## Start

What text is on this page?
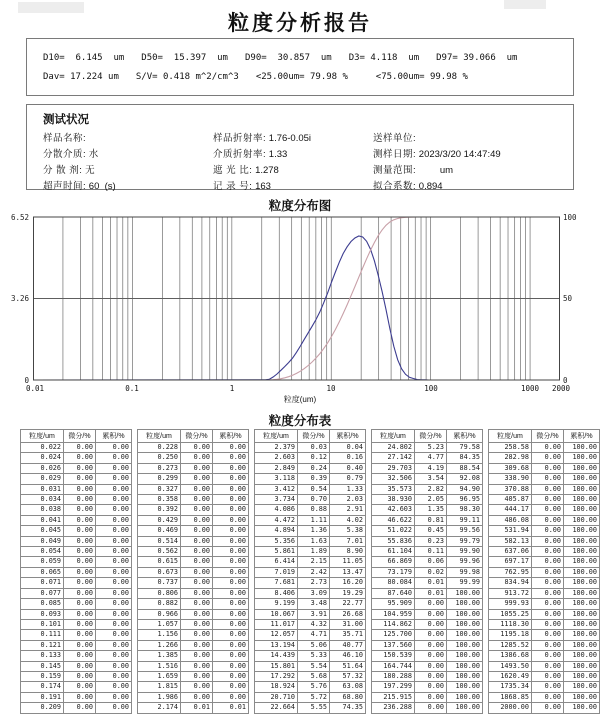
粒度分析报告
D10=  6.145  um D50=  15.397  um D90=  30.857  um D3= 4.118  um D97= 39.066  um
Dav= 17.224 um S/V= 0.418 m^2/cm^3 <25.00um= 79.98 % <75.00um= 99.98 %
测试状况
样品名称:
分散介质: 水
分 散 剂: 无
超声时间: 60  (s)
样品折射率: 1.76-0.05i
介质折射率: 1.33
遮 光 比: 1.278
记 录 号: 163
送样单位:
测样日期: 2023/3/20 14:47:49
测量范围:         um
拟合系数: 0.894
粒度分布图
6.52
3.26
0
100
50
0
0.01	0.1	1	10	100	1000 2000
粒度(um)
粒度分布表
粒度/um	微分/%	累积/%
0.022	0.00	0.00
0.024	0.00	0.00
0.026	0.00	0.00
0.029	0.00	0.00
0.031	0.00	0.00
0.034	0.00	0.00
0.038	0.00	0.00
0.041	0.00	0.00
0.045	0.00	0.00
0.049	0.00	0.00
0.054	0.00	0.00
0.059	0.00	0.00
0.065	0.00	0.00
0.071	0.00	0.00
0.077	0.00	0.00
0.085	0.00	0.00
0.093	0.00	0.00
0.101	0.00	0.00
0.111	0.00	0.00
0.121	0.00	0.00
0.133	0.00	0.00
0.145	0.00	0.00
0.159	0.00	0.00
0.174	0.00	0.00
0.191	0.00	0.00
0.209	0.00	0.00
粒度/um	微分/%	累积/%
0.228	0.00	0.00
0.250	0.00	0.00
0.273	0.00	0.00
0.299	0.00	0.00
0.327	0.00	0.00
0.358	0.00	0.00
0.392	0.00	0.00
0.429	0.00	0.00
0.469	0.00	0.00
0.514	0.00	0.00
0.562	0.00	0.00
0.615	0.00	0.00
0.673	0.00	0.00
0.737	0.00	0.00
0.806	0.00	0.00
0.882	0.00	0.00
0.966	0.00	0.00
1.057	0.00	0.00
1.156	0.00	0.00
1.266	0.00	0.00
1.385	0.00	0.00
1.516	0.00	0.00
1.659	0.00	0.00
1.815	0.00	0.00
1.986	0.00	0.00
2.174	0.01	0.01
粒度/um	微分/%	累积/%
2.379	0.03	0.04
2.603	0.12	0.16
2.849	0.24	0.40
3.118	0.39	0.79
3.412	0.54	1.33
3.734	0.70	2.03
4.086	0.88	2.91
4.472	1.11	4.02
4.894	1.36	5.38
5.356	1.63	7.01
5.861	1.89	8.90
6.414	2.15	11.05
7.019	2.42	13.47
7.681	2.73	16.20
8.406	3.09	19.29
9.199	3.48	22.77
10.067	3.91	26.68
11.017	4.32	31.00
12.057	4.71	35.71
13.194	5.06	40.77
14.439	5.33	46.10
15.801	5.54	51.64
17.292	5.68	57.32
18.924	5.76	63.08
20.710	5.72	68.80
22.664	5.55	74.35
粒度/um	微分/%	累积/%
24.802	5.23	79.58
27.142	4.77	84.35
29.703	4.19	88.54
32.506	3.54	92.08
35.573	2.82	94.90
38.930	2.05	96.95
42.603	1.35	98.30
46.622	0.81	99.11
51.022	0.45	99.56
55.836	0.23	99.79
61.104	0.11	99.90
66.869	0.06	99.96
73.179	0.02	99.98
80.084	0.01	99.99
87.640	0.01	100.00
95.909	0.00	100.00
104.959	0.00	100.00
114.862	0.00	100.00
125.700	0.00	100.00
137.560	0.00	100.00
150.539	0.00	100.00
164.744	0.00	100.00
180.288	0.00	100.00
197.299	0.00	100.00
215.915	0.00	100.00
236.288	0.00	100.00
粒度/um	微分/%	累积/%
258.58	0.00	100.00
282.98	0.00	100.00
309.68	0.00	100.00
338.90	0.00	100.00
370.88	0.00	100.00
405.87	0.00	100.00
444.17	0.00	100.00
486.08	0.00	100.00
531.94	0.00	100.00
582.13	0.00	100.00
637.06	0.00	100.00
697.17	0.00	100.00
762.95	0.00	100.00
834.94	0.00	100.00
913.72	0.00	100.00
999.93	0.00	100.00
1055.25	0.00	100.00
1118.30	0.00	100.00
1195.18	0.00	100.00
1285.52	0.00	100.00
1386.68	0.00	100.00
1493.50	0.00	100.00
1620.49	0.00	100.00
1735.34	0.00	100.00
1868.85	0.00	100.00
2000.00	0.00	100.00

## End

Direction: Except for the pictures, print the data above exactly.

Solution to this exercise:
What text is on this page?
粒度分析报告
D10=  6.145  um D50=  15.397  um D90=  30.857  um D3= 4.118  um D97= 39.066  um
Dav= 17.224 um S/V= 0.418 m^2/cm^3 <25.00um= 79.98 % <75.00um= 99.98 %
测试状况
样品名称:
分散介质: 水
分 散 剂: 无
超声时间: 60  (s)
样品折射率: 1.76-0.05i
介质折射率: 1.33
遮 光 比: 1.278
记 录 号: 163
送样单位:
测样日期: 2023/3/20 14:47:49
测量范围:         um
拟合系数: 0.894
粒度分布图
6.52
3.26
0
100
50
0
0.01	0.1	1	10	100	1000 2000
粒度(um)
粒度分布表
粒度/um	微分/%	累积/%
0.022	0.00	0.00
0.024	0.00	0.00
0.026	0.00	0.00
0.029	0.00	0.00
0.031	0.00	0.00
0.034	0.00	0.00
0.038	0.00	0.00
0.041	0.00	0.00
0.045	0.00	0.00
0.049	0.00	0.00
0.054	0.00	0.00
0.059	0.00	0.00
0.065	0.00	0.00
0.071	0.00	0.00
0.077	0.00	0.00
0.085	0.00	0.00
0.093	0.00	0.00
0.101	0.00	0.00
0.111	0.00	0.00
0.121	0.00	0.00
0.133	0.00	0.00
0.145	0.00	0.00
0.159	0.00	0.00
0.174	0.00	0.00
0.191	0.00	0.00
0.209	0.00	0.00
粒度/um	微分/%	累积/%
0.228	0.00	0.00
0.250	0.00	0.00
0.273	0.00	0.00
0.299	0.00	0.00
0.327	0.00	0.00
0.358	0.00	0.00
0.392	0.00	0.00
0.429	0.00	0.00
0.469	0.00	0.00
0.514	0.00	0.00
0.562	0.00	0.00
0.615	0.00	0.00
0.673	0.00	0.00
0.737	0.00	0.00
0.806	0.00	0.00
0.882	0.00	0.00
0.966	0.00	0.00
1.057	0.00	0.00
1.156	0.00	0.00
1.266	0.00	0.00
1.385	0.00	0.00
1.516	0.00	0.00
1.659	0.00	0.00
1.815	0.00	0.00
1.986	0.00	0.00
2.174	0.01	0.01
粒度/um	微分/%	累积/%
2.379	0.03	0.04
2.603	0.12	0.16
2.849	0.24	0.40
3.118	0.39	0.79
3.412	0.54	1.33
3.734	0.70	2.03
4.086	0.88	2.91
4.472	1.11	4.02
4.894	1.36	5.38
5.356	1.63	7.01
5.861	1.89	8.90
6.414	2.15	11.05
7.019	2.42	13.47
7.681	2.73	16.20
8.406	3.09	19.29
9.199	3.48	22.77
10.067	3.91	26.68
11.017	4.32	31.00
12.057	4.71	35.71
13.194	5.06	40.77
14.439	5.33	46.10
15.801	5.54	51.64
17.292	5.68	57.32
18.924	5.76	63.08
20.710	5.72	68.80
22.664	5.55	74.35
粒度/um	微分/%	累积/%
24.802	5.23	79.58
27.142	4.77	84.35
29.703	4.19	88.54
32.506	3.54	92.08
35.573	2.82	94.90
38.930	2.05	96.95
42.603	1.35	98.30
46.622	0.81	99.11
51.022	0.45	99.56
55.836	0.23	99.79
61.104	0.11	99.90
66.869	0.06	99.96
73.179	0.02	99.98
80.084	0.01	99.99
87.640	0.01	100.00
95.909	0.00	100.00
104.959	0.00	100.00
114.862	0.00	100.00
125.700	0.00	100.00
137.560	0.00	100.00
150.539	0.00	100.00
164.744	0.00	100.00
180.288	0.00	100.00
197.299	0.00	100.00
215.915	0.00	100.00
236.288	0.00	100.00
粒度/um	微分/%	累积/%
258.58	0.00	100.00
282.98	0.00	100.00
309.68	0.00	100.00
338.90	0.00	100.00
370.88	0.00	100.00
405.87	0.00	100.00
444.17	0.00	100.00
486.08	0.00	100.00
531.94	0.00	100.00
582.13	0.00	100.00
637.06	0.00	100.00
697.17	0.00	100.00
762.95	0.00	100.00
834.94	0.00	100.00
913.72	0.00	100.00
999.93	0.00	100.00
1055.25	0.00	100.00
1118.30	0.00	100.00
1195.18	0.00	100.00
1285.52	0.00	100.00
1386.68	0.00	100.00
1493.50	0.00	100.00
1620.49	0.00	100.00
1735.34	0.00	100.00
1868.85	0.00	100.00
2000.00	0.00	100.00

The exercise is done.